Given problem:
Rewrite the rows as a numbered list, starting at the first row and ending at the row that contains "- y-axis-title: (1/σtot)dσ/dxE: [16, 379, 48, 540]", and leave out any blank lines.

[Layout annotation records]
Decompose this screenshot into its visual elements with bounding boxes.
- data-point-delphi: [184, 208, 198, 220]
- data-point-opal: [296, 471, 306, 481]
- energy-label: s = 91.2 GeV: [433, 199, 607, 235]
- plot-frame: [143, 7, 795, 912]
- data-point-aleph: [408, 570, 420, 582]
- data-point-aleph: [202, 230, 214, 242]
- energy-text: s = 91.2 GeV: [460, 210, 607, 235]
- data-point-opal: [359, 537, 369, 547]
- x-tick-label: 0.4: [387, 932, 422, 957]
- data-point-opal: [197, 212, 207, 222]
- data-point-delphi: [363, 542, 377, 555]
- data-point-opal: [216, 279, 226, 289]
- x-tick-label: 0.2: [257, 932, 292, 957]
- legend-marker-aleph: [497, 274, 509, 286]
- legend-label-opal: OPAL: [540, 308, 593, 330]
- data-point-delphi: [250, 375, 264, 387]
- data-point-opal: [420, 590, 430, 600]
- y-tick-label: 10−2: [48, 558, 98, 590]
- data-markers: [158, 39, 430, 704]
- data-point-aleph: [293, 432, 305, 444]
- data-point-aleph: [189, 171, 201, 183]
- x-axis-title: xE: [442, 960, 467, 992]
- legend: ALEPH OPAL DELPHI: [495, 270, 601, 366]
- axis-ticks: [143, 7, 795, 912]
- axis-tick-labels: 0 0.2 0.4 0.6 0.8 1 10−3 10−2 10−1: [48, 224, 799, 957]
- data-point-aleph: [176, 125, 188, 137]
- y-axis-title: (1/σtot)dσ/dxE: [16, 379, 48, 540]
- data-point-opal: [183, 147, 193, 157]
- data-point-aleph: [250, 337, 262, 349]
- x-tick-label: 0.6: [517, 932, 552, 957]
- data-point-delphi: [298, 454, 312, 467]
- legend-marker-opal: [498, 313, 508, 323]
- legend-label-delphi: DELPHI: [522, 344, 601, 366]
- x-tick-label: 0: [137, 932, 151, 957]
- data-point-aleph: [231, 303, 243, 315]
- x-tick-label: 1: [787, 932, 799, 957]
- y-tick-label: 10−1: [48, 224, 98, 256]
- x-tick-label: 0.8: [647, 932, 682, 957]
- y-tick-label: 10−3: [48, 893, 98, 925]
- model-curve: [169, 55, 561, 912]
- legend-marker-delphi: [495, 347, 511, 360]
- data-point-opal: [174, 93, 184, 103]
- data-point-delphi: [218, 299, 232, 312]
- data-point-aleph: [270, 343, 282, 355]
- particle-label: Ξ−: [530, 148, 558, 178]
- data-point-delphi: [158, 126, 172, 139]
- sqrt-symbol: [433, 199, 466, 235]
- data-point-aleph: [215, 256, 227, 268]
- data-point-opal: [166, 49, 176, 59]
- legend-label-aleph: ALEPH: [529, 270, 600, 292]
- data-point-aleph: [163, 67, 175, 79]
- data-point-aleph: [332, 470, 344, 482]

Solution to the problem:
1. Decompose this screenshot into its visual elements with bounding boxes.
2. - data-point-delphi: [184, 208, 198, 220]
3. - data-point-opal: [296, 471, 306, 481]
4. - energy-label: s = 91.2 GeV: [433, 199, 607, 235]
5. - plot-frame: [143, 7, 795, 912]
6. - data-point-aleph: [408, 570, 420, 582]
7. - data-point-aleph: [202, 230, 214, 242]
8. - energy-text: s = 91.2 GeV: [460, 210, 607, 235]
9. - data-point-opal: [359, 537, 369, 547]
10. - x-tick-label: 0.4: [387, 932, 422, 957]
11. - data-point-opal: [197, 212, 207, 222]
12. - data-point-delphi: [363, 542, 377, 555]
13. - data-point-opal: [216, 279, 226, 289]
14. - x-tick-label: 0.2: [257, 932, 292, 957]
15. - legend-marker-aleph: [497, 274, 509, 286]
16. - legend-label-opal: OPAL: [540, 308, 593, 330]
17. - data-point-delphi: [250, 375, 264, 387]
18. - data-point-opal: [420, 590, 430, 600]
19. - y-tick-label: 10−2: [48, 558, 98, 590]
20. - data-markers: [158, 39, 430, 704]
21. - data-point-aleph: [293, 432, 305, 444]
22. - data-point-aleph: [189, 171, 201, 183]
23. - x-axis-title: xE: [442, 960, 467, 992]
24. - legend: ALEPH OPAL DELPHI: [495, 270, 601, 366]
25. - axis-ticks: [143, 7, 795, 912]
26. - axis-tick-labels: 0 0.2 0.4 0.6 0.8 1 10−3 10−2 10−1: [48, 224, 799, 957]
27. - data-point-aleph: [176, 125, 188, 137]
28. - y-axis-title: (1/σtot)dσ/dxE: [16, 379, 48, 540]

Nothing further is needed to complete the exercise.